What you will do: Look for "this" in each line of the entries, and return the matching lines.

Provided data:
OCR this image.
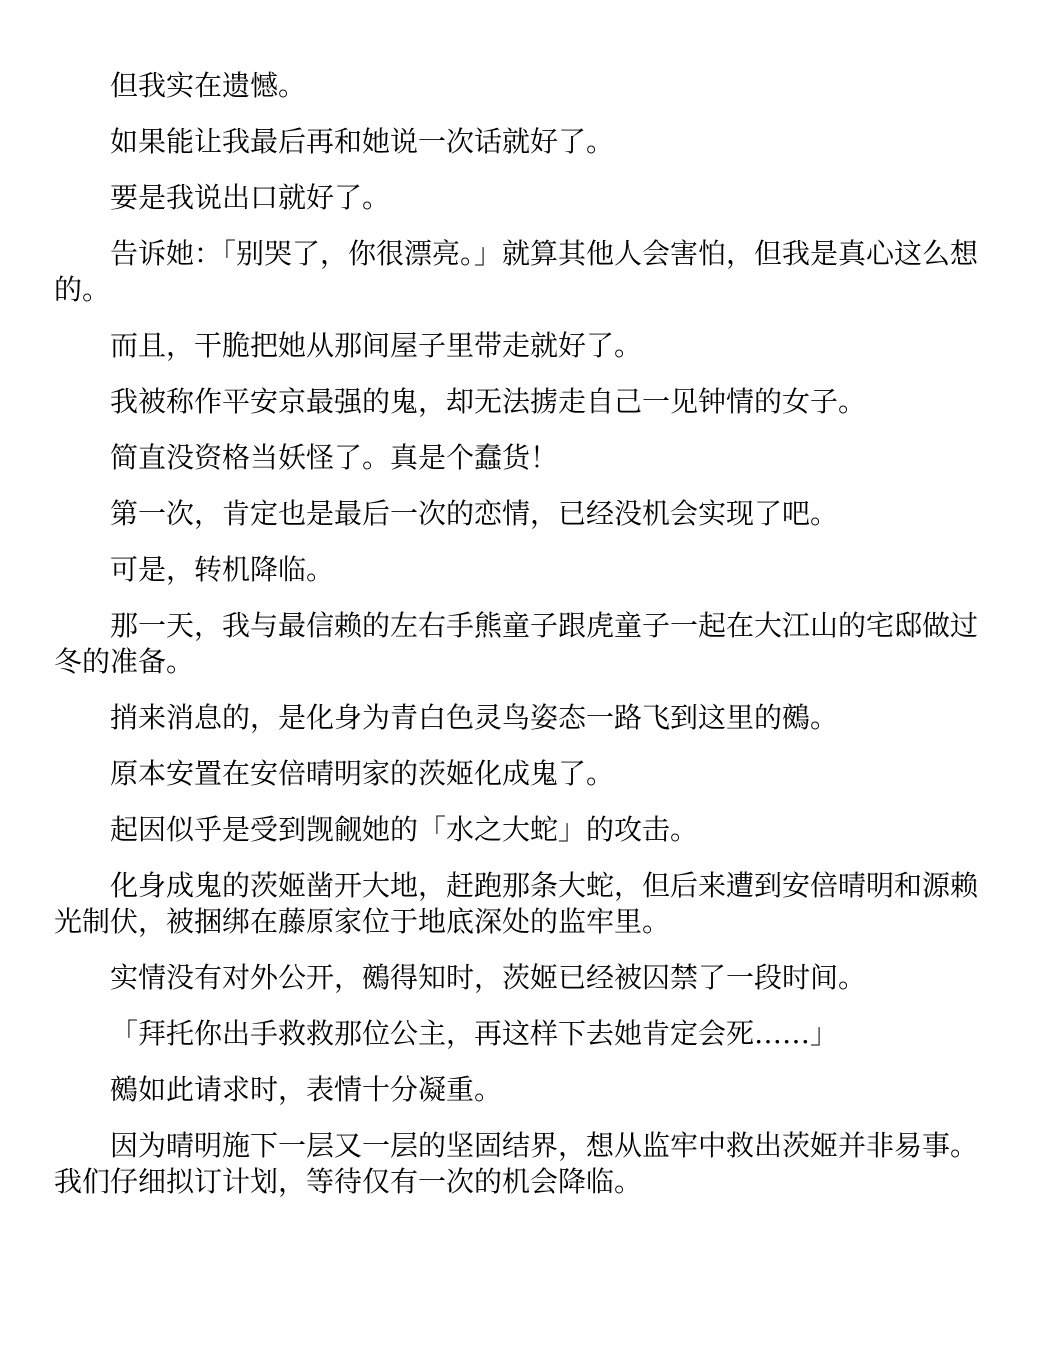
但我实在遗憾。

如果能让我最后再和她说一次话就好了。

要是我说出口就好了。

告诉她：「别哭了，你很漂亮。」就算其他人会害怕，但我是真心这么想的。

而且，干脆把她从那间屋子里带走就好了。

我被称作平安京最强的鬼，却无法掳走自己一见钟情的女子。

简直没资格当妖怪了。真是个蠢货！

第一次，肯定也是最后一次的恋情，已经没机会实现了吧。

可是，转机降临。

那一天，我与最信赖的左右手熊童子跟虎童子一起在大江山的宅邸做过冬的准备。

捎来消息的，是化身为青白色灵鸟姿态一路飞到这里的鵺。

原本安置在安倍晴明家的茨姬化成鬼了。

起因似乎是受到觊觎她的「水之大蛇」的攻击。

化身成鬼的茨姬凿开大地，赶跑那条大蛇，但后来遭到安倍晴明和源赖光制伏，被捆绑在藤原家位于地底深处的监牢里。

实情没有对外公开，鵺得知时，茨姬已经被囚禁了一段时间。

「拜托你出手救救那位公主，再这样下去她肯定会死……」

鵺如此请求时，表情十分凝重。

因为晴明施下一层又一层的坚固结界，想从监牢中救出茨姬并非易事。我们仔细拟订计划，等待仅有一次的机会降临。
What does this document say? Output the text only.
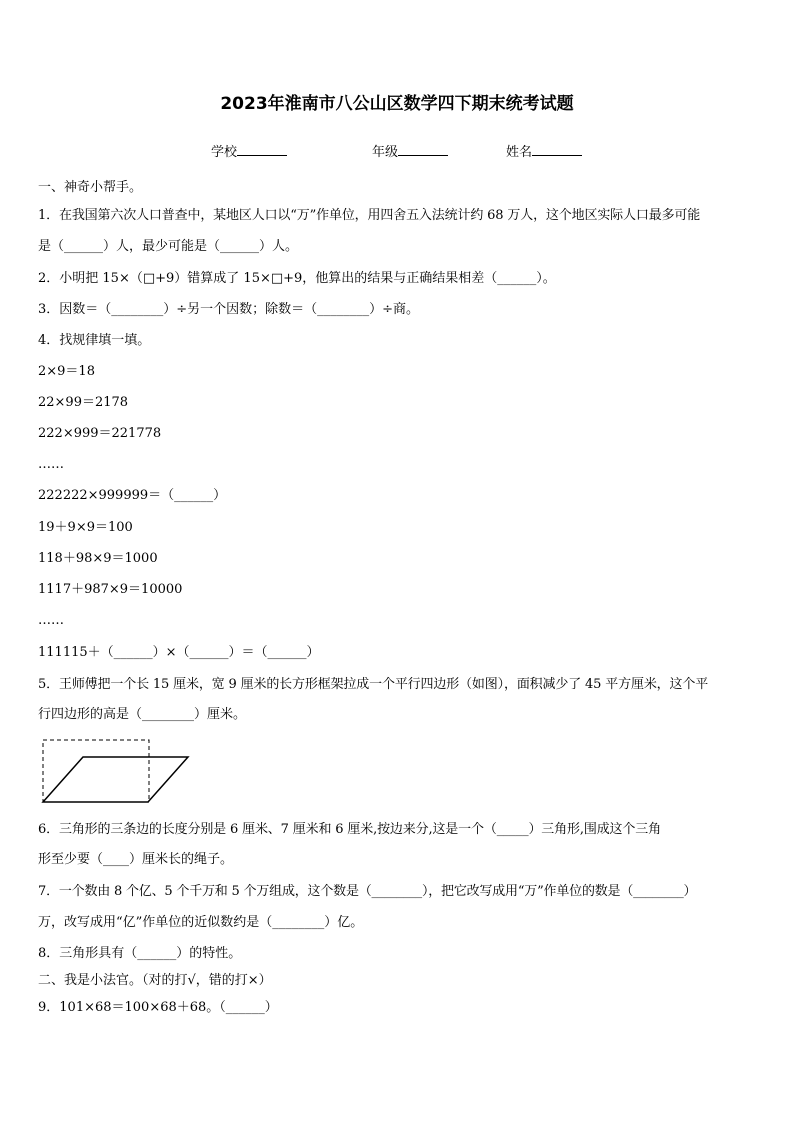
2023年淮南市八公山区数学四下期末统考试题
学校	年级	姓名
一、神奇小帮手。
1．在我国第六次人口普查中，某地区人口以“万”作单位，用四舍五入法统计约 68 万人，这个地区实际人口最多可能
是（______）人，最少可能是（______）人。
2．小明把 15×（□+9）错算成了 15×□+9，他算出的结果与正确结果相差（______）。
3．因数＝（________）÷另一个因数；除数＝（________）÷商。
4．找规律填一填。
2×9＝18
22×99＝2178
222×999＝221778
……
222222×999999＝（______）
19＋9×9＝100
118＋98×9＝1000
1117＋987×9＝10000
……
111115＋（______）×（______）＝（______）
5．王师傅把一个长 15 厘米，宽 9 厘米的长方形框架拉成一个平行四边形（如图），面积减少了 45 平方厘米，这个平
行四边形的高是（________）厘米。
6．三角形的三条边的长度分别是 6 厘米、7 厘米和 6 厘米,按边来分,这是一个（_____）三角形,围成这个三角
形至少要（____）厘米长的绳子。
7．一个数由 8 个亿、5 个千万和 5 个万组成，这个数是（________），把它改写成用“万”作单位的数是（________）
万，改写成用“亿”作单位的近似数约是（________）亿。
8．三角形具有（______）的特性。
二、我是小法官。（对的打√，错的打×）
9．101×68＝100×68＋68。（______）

Finished exercise:
OCR this image.
What does this document say? Output the text only.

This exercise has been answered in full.